## BEGIN AVAILABLE DATA

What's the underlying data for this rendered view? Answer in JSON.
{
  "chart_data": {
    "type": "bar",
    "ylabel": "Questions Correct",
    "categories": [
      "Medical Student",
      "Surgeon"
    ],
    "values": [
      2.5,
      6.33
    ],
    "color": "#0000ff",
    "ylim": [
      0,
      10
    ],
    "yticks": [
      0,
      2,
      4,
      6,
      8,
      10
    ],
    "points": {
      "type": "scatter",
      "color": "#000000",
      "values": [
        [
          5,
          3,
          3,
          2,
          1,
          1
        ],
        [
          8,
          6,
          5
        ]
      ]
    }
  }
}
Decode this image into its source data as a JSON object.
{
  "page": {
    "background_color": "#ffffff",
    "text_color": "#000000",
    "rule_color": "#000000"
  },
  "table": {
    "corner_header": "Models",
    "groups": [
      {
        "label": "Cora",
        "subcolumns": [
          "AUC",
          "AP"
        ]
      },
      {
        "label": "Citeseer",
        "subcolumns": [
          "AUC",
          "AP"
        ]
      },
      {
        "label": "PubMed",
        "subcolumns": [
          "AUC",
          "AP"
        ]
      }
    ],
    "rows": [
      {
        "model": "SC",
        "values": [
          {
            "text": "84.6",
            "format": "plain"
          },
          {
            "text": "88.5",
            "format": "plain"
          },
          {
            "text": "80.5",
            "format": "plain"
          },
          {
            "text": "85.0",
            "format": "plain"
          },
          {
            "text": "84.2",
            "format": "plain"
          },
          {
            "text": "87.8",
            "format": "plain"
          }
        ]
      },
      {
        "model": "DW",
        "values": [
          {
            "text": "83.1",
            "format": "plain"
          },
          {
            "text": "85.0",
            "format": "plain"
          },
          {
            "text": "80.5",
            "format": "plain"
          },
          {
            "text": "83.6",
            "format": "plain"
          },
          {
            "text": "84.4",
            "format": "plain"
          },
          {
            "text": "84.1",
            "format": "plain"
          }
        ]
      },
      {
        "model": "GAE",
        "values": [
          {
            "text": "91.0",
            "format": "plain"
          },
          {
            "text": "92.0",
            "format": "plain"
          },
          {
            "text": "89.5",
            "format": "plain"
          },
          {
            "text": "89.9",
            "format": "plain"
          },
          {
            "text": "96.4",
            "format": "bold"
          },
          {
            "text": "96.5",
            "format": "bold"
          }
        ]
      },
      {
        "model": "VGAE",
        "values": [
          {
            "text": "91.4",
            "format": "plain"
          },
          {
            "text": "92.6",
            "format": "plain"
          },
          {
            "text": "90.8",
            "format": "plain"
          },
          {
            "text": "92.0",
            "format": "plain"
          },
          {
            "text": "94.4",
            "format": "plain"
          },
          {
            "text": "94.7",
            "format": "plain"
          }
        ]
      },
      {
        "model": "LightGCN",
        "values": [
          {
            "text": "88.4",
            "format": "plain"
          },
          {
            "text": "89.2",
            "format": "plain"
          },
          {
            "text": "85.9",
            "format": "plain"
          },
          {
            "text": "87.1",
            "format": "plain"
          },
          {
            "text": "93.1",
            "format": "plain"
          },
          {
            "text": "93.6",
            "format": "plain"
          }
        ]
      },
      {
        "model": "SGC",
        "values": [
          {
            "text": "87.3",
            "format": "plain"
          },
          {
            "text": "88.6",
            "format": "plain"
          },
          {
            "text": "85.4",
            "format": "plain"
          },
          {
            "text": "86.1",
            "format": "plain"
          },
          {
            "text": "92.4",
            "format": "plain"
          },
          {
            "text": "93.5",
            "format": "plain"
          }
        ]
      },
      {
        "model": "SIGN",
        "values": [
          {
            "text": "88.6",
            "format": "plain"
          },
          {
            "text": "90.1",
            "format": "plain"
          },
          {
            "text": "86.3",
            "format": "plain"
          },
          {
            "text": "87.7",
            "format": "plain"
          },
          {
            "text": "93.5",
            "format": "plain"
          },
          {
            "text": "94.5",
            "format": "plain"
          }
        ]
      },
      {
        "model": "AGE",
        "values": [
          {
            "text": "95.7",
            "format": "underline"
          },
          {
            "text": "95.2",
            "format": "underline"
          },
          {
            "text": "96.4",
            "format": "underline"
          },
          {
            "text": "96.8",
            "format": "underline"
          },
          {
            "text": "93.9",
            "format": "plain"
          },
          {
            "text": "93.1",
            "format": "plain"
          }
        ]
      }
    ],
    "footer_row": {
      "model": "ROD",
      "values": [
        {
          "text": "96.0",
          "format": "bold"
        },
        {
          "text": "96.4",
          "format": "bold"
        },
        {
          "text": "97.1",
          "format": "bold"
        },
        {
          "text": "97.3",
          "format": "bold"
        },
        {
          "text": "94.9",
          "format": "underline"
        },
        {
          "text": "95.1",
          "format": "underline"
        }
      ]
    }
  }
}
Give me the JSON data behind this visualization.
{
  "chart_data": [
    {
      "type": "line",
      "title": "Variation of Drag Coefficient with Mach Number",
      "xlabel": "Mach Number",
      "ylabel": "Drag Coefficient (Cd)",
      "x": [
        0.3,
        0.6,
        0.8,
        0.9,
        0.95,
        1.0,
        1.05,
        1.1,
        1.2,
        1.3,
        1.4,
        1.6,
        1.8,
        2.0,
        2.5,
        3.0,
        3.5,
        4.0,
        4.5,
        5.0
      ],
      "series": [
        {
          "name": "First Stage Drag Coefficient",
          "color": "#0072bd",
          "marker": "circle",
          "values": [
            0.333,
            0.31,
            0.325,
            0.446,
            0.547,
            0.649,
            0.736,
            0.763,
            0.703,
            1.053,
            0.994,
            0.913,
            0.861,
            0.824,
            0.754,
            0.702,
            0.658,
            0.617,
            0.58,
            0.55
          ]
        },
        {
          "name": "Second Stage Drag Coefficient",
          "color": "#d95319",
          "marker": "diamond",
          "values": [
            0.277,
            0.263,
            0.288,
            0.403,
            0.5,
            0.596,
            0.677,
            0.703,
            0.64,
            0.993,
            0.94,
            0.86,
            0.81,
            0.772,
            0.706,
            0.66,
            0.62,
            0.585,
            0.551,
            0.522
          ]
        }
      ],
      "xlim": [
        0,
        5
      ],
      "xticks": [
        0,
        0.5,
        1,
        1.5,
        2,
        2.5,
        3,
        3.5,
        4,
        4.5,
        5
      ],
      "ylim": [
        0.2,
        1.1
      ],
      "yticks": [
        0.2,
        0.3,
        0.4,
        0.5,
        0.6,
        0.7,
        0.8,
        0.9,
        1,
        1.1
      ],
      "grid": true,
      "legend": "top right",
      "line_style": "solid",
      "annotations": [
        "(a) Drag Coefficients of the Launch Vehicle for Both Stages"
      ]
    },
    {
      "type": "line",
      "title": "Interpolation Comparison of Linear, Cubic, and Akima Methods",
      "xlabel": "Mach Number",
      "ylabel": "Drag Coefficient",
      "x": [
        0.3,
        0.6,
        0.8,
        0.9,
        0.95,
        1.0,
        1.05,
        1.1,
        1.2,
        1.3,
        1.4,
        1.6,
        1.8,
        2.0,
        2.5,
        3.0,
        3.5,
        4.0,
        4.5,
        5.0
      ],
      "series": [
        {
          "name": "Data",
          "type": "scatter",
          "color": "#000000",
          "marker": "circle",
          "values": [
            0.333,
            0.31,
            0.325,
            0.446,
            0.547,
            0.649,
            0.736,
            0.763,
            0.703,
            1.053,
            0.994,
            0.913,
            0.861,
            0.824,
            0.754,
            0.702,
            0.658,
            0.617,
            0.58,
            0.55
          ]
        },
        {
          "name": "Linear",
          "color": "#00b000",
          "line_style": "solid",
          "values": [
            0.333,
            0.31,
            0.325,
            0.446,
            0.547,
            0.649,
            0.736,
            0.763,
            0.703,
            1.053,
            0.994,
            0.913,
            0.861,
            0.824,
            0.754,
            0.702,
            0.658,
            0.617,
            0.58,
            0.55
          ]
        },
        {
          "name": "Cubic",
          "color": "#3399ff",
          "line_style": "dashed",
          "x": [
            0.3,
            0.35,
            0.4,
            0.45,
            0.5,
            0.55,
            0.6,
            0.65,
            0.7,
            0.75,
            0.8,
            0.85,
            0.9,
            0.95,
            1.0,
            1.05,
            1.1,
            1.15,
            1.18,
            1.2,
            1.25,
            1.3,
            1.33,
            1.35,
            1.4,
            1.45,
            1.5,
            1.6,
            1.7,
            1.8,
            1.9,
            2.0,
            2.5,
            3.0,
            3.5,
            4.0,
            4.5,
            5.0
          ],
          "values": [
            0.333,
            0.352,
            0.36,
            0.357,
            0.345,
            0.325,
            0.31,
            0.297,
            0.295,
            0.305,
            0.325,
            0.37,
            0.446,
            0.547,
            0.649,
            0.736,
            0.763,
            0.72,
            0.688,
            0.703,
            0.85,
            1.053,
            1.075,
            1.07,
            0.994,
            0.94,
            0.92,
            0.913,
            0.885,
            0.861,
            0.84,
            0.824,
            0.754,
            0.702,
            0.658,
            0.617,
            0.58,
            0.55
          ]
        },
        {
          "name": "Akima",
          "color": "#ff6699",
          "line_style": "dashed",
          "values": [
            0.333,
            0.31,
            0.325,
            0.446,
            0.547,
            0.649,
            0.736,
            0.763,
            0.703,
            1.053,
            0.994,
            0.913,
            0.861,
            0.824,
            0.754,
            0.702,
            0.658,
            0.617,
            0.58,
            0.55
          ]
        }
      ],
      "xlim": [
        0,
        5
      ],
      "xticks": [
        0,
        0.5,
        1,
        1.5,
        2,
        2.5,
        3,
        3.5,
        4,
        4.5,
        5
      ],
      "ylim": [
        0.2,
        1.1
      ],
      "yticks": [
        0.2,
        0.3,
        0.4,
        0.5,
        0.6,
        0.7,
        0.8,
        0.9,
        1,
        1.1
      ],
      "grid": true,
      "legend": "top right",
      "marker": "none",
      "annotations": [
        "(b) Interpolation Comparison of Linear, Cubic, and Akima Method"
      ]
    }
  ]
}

## END AVAILABLE DATA

(WHAT YOU NEED TO DO) Say how many lines above hold the word "Drag", giving only the count.

(WRITTEN SOLUTION) 6